Collection entries
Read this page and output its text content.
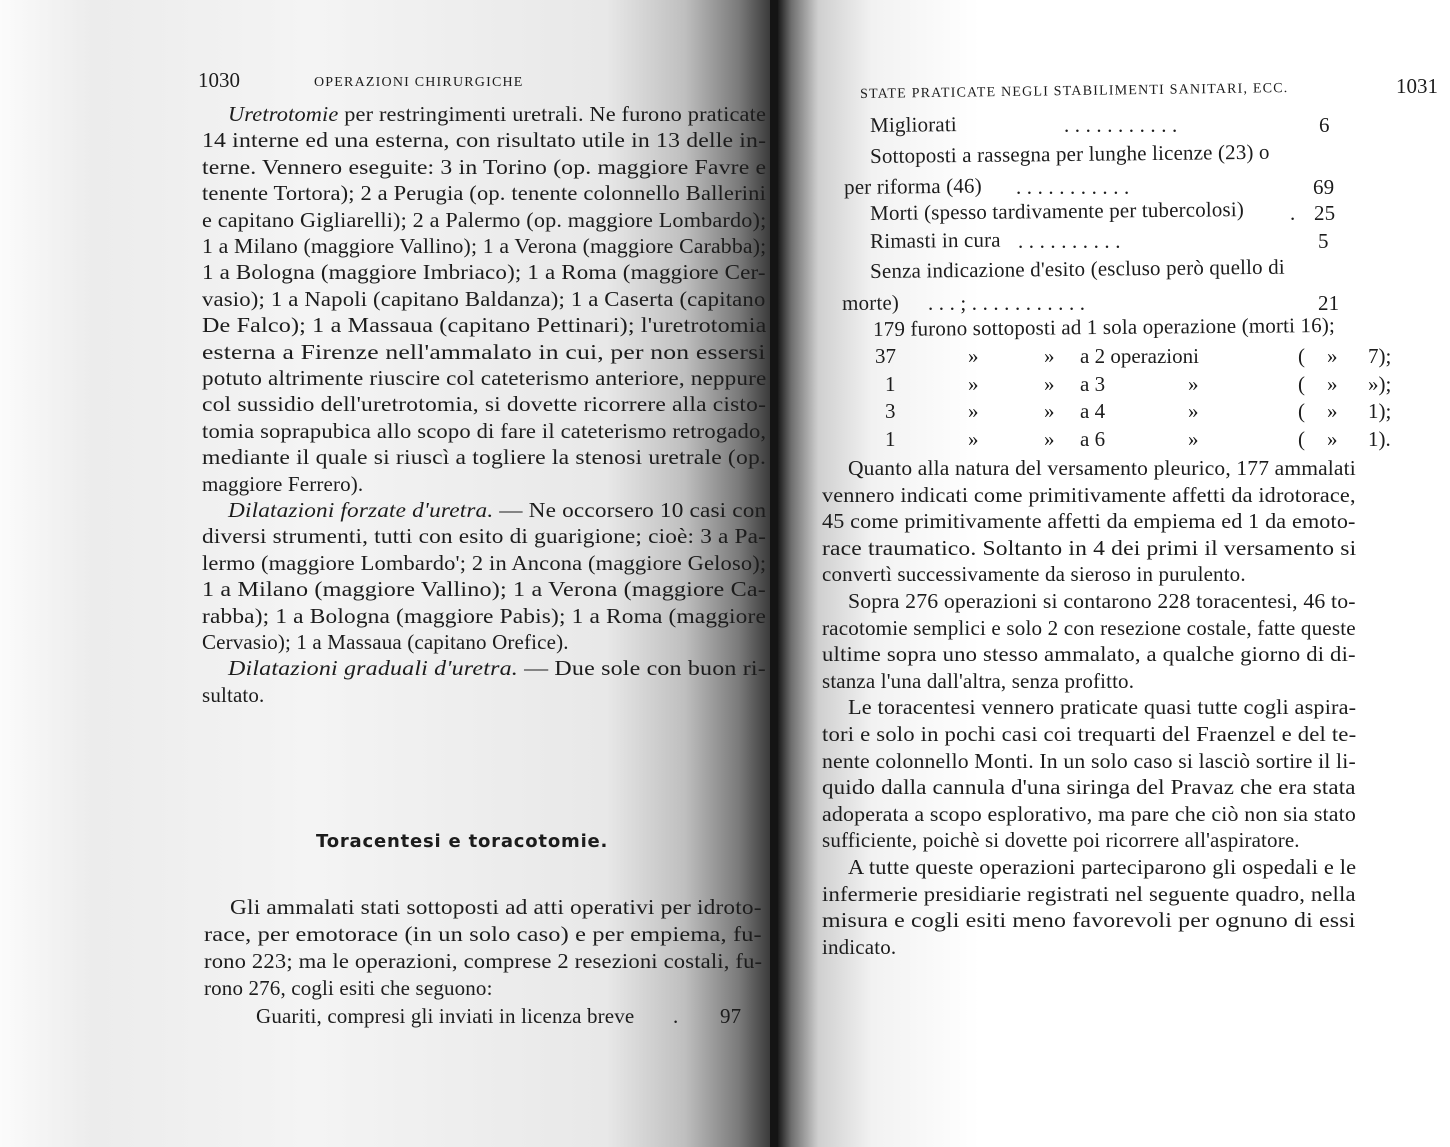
1030	OPERAZIONI CHIRURGICHE
Uretrotomie per restringimenti uretrali. Ne furono praticate
14 interne ed una esterna, con risultato utile in 13 delle in-
terne. Vennero eseguite: 3 in Torino (op. maggiore Favre e
tenente Tortora); 2 a Perugia (op. tenente colonnello Ballerini
e capitano Gigliarelli); 2 a Palermo (op. maggiore Lombardo);
1 a Milano (maggiore Vallino); 1 a Verona (maggiore Carabba);
1 a Bologna (maggiore Imbriaco); 1 a Roma (maggiore Cer-
vasio); 1 a Napoli (capitano Baldanza); 1 a Caserta (capitano
De Falco); 1 a Massaua (capitano Pettinari); l'uretrotomia
esterna a Firenze nell'ammalato in cui, per non essersi
potuto altrimente riuscire col cateterismo anteriore, neppure
col sussidio dell'uretrotomia, si dovette ricorrere alla cisto-
tomia soprapubica allo scopo di fare il cateterismo retrogado,
mediante il quale si riuscì a togliere la stenosi uretrale (op.
maggiore Ferrero).
Dilatazioni forzate d'uretra. — Ne occorsero 10 casi con
diversi strumenti, tutti con esito di guarigione; cioè: 3 a Pa-
lermo (maggiore Lombardo'; 2 in Ancona (maggiore Geloso);
1 a Milano (maggiore Vallino); 1 a Verona (maggiore Ca-
rabba); 1 a Bologna (maggiore Pabis); 1 a Roma (maggiore
Cervasio); 1 a Massaua (capitano Orefice).
Dilatazioni graduali d'uretra. — Due sole con buon ri-
sultato.
Toracentesi e toracotomie.
Gli ammalati stati sottoposti ad atti operativi per idroto-
race, per emotorace (in un solo caso) e per empiema, fu-
rono 223; ma le operazioni, comprese 2 resezioni costali, fu-
rono 276, cogli esiti che seguono:
Guariti, compresi gli inviati in licenza breve . 97
STATE PRATICATE NEGLI STABILIMENTI SANITARI, ECC.	1031
Migliorati	. . . . . . . . . . .	6
Sottoposti a rassegna per lunghe licenze (23) o
per riforma (46) . . . . . . . . . . .	69
Morti (spesso tardivamente per tubercolosi) . 25
Rimasti in cura . . . . . . . . . .	5
Senza indicazione d'esito (escluso però quello di
morte) . . . ; . . . . . . . . . . .	21
179 furono sottoposti ad 1 sola operazione (morti 16);
37	»	» a 2 operazioni	( » 7);
1	»	» a 3	»	( » »);
3	»	» a 4	»	( » 1);
1	»	» a 6	»	( » 1).
Quanto alla natura del versamento pleurico, 177 ammalati
vennero indicati come primitivamente affetti da idrotorace,
45 come primitivamente affetti da empiema ed 1 da emoto-
race traumatico. Soltanto in 4 dei primi il versamento si
convertì successivamente da sieroso in purulento.
Sopra 276 operazioni si contarono 228 toracentesi, 46 to-
racotomie semplici e solo 2 con resezione costale, fatte queste
ultime sopra uno stesso ammalato, a qualche giorno di di-
stanza l'una dall'altra, senza profitto.
Le toracentesi vennero praticate quasi tutte cogli aspira-
tori e solo in pochi casi coi trequarti del Fraenzel e del te-
nente colonnello Monti. In un solo caso si lasciò sortire il li-
quido dalla cannula d'una siringa del Pravaz che era stata
adoperata a scopo esplorativo, ma pare che ciò non sia stato
sufficiente, poichè si dovette poi ricorrere all'aspiratore.
A tutte queste operazioni parteciparono gli ospedali e le
infermerie presidiarie registrati nel seguente quadro, nella
misura e cogli esiti meno favorevoli per ognuno di essi
indicato.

__What is asked__
Reproduce every line above as written, skipping pictures.

__Answer to the problem__
Read this page and output its text content.
1030	OPERAZIONI CHIRURGICHE
Uretrotomie per restringimenti uretrali. Ne furono praticate
14 interne ed una esterna, con risultato utile in 13 delle in-
terne. Vennero eseguite: 3 in Torino (op. maggiore Favre e
tenente Tortora); 2 a Perugia (op. tenente colonnello Ballerini
e capitano Gigliarelli); 2 a Palermo (op. maggiore Lombardo);
1 a Milano (maggiore Vallino); 1 a Verona (maggiore Carabba);
1 a Bologna (maggiore Imbriaco); 1 a Roma (maggiore Cer-
vasio); 1 a Napoli (capitano Baldanza); 1 a Caserta (capitano
De Falco); 1 a Massaua (capitano Pettinari); l'uretrotomia
esterna a Firenze nell'ammalato in cui, per non essersi
potuto altrimente riuscire col cateterismo anteriore, neppure
col sussidio dell'uretrotomia, si dovette ricorrere alla cisto-
tomia soprapubica allo scopo di fare il cateterismo retrogado,
mediante il quale si riuscì a togliere la stenosi uretrale (op.
maggiore Ferrero).
Dilatazioni forzate d'uretra. — Ne occorsero 10 casi con
diversi strumenti, tutti con esito di guarigione; cioè: 3 a Pa-
lermo (maggiore Lombardo'; 2 in Ancona (maggiore Geloso);
1 a Milano (maggiore Vallino); 1 a Verona (maggiore Ca-
rabba); 1 a Bologna (maggiore Pabis); 1 a Roma (maggiore
Cervasio); 1 a Massaua (capitano Orefice).
Dilatazioni graduali d'uretra. — Due sole con buon ri-
sultato.
Toracentesi e toracotomie.
Gli ammalati stati sottoposti ad atti operativi per idroto-
race, per emotorace (in un solo caso) e per empiema, fu-
rono 223; ma le operazioni, comprese 2 resezioni costali, fu-
rono 276, cogli esiti che seguono:
Guariti, compresi gli inviati in licenza breve . 97
STATE PRATICATE NEGLI STABILIMENTI SANITARI, ECC.	1031
Migliorati	. . . . . . . . . . .	6
Sottoposti a rassegna per lunghe licenze (23) o
per riforma (46) . . . . . . . . . . .	69
Morti (spesso tardivamente per tubercolosi) . 25
Rimasti in cura . . . . . . . . . .	5
Senza indicazione d'esito (escluso però quello di
morte) . . . ; . . . . . . . . . . .	21
179 furono sottoposti ad 1 sola operazione (morti 16);
37	»	» a 2 operazioni	( » 7);
1	»	» a 3	»	( » »);
3	»	» a 4	»	( » 1);
1	»	» a 6	»	( » 1).
Quanto alla natura del versamento pleurico, 177 ammalati
vennero indicati come primitivamente affetti da idrotorace,
45 come primitivamente affetti da empiema ed 1 da emoto-
race traumatico. Soltanto in 4 dei primi il versamento si
convertì successivamente da sieroso in purulento.
Sopra 276 operazioni si contarono 228 toracentesi, 46 to-
racotomie semplici e solo 2 con resezione costale, fatte queste
ultime sopra uno stesso ammalato, a qualche giorno di di-
stanza l'una dall'altra, senza profitto.
Le toracentesi vennero praticate quasi tutte cogli aspira-
tori e solo in pochi casi coi trequarti del Fraenzel e del te-
nente colonnello Monti. In un solo caso si lasciò sortire il li-
quido dalla cannula d'una siringa del Pravaz che era stata
adoperata a scopo esplorativo, ma pare che ciò non sia stato
sufficiente, poichè si dovette poi ricorrere all'aspiratore.
A tutte queste operazioni parteciparono gli ospedali e le
infermerie presidiarie registrati nel seguente quadro, nella
misura e cogli esiti meno favorevoli per ognuno di essi
indicato.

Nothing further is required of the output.